What is expected
Find all lines in the listing that include the word "depth", then copy them.

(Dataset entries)
• • • •

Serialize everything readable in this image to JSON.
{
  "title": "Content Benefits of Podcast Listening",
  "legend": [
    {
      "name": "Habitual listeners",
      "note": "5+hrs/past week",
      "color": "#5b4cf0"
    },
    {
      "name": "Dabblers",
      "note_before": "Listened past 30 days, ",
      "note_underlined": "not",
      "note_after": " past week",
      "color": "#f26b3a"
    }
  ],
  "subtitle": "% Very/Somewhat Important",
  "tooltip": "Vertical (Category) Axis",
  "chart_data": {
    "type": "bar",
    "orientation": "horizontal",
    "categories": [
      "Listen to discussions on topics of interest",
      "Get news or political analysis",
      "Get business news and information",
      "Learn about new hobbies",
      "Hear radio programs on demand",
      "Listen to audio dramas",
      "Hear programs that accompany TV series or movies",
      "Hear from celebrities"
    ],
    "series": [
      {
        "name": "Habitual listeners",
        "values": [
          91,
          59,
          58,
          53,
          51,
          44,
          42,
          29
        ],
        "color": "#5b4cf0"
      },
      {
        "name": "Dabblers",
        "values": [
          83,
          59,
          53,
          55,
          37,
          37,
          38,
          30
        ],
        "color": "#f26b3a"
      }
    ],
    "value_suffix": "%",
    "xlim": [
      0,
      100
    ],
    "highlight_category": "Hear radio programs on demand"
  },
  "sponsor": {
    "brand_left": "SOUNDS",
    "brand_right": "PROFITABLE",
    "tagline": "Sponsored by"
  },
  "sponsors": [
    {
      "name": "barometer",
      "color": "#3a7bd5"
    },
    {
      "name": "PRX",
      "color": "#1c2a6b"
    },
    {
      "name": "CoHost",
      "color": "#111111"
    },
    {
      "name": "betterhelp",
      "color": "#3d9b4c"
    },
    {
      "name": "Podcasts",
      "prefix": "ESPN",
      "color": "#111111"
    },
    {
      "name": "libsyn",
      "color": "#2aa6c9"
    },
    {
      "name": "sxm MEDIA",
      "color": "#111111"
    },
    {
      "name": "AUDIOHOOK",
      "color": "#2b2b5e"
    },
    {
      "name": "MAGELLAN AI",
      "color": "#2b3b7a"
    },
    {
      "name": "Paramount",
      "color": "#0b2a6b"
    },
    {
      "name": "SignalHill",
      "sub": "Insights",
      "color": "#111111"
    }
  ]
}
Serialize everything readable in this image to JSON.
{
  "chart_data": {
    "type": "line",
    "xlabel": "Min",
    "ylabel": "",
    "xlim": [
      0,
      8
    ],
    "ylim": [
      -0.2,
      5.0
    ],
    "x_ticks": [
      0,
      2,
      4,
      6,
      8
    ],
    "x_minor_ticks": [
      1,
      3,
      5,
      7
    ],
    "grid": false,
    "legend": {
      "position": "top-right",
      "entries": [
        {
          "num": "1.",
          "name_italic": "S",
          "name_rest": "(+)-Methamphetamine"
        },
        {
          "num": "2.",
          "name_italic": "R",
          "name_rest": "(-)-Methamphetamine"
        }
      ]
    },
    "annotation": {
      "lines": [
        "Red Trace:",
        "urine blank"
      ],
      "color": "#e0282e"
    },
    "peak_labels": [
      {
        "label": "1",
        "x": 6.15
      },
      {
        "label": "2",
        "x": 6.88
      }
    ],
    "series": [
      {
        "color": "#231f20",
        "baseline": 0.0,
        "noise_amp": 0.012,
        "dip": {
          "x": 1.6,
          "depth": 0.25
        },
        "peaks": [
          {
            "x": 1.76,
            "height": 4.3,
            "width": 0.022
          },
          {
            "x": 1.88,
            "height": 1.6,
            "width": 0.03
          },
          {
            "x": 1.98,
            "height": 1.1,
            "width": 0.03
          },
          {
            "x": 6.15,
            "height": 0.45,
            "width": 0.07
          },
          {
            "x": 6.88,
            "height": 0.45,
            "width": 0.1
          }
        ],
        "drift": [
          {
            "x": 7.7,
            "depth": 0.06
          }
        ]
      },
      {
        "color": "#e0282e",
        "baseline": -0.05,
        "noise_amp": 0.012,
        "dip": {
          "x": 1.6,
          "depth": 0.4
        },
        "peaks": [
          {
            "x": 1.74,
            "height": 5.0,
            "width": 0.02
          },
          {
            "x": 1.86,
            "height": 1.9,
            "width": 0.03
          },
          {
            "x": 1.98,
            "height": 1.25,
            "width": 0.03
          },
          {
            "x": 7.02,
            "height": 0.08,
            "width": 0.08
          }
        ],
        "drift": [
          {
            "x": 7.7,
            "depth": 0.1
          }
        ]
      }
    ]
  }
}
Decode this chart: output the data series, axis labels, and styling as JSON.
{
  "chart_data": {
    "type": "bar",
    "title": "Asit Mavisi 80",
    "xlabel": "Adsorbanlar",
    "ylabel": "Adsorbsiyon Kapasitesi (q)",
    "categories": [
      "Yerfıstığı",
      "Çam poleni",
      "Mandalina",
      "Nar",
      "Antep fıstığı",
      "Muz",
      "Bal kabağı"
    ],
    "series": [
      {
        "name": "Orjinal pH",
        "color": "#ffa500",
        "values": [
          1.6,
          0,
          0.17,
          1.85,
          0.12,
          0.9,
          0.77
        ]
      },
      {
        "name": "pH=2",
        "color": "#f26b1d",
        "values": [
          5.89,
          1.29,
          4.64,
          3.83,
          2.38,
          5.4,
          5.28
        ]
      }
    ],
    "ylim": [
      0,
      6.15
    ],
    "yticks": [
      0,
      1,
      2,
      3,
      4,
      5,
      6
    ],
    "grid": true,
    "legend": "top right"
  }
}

• • • •

Exercise output
          "depth": 0.25
            "depth": 0.06
          "depth": 0.4
            "depth": 0.1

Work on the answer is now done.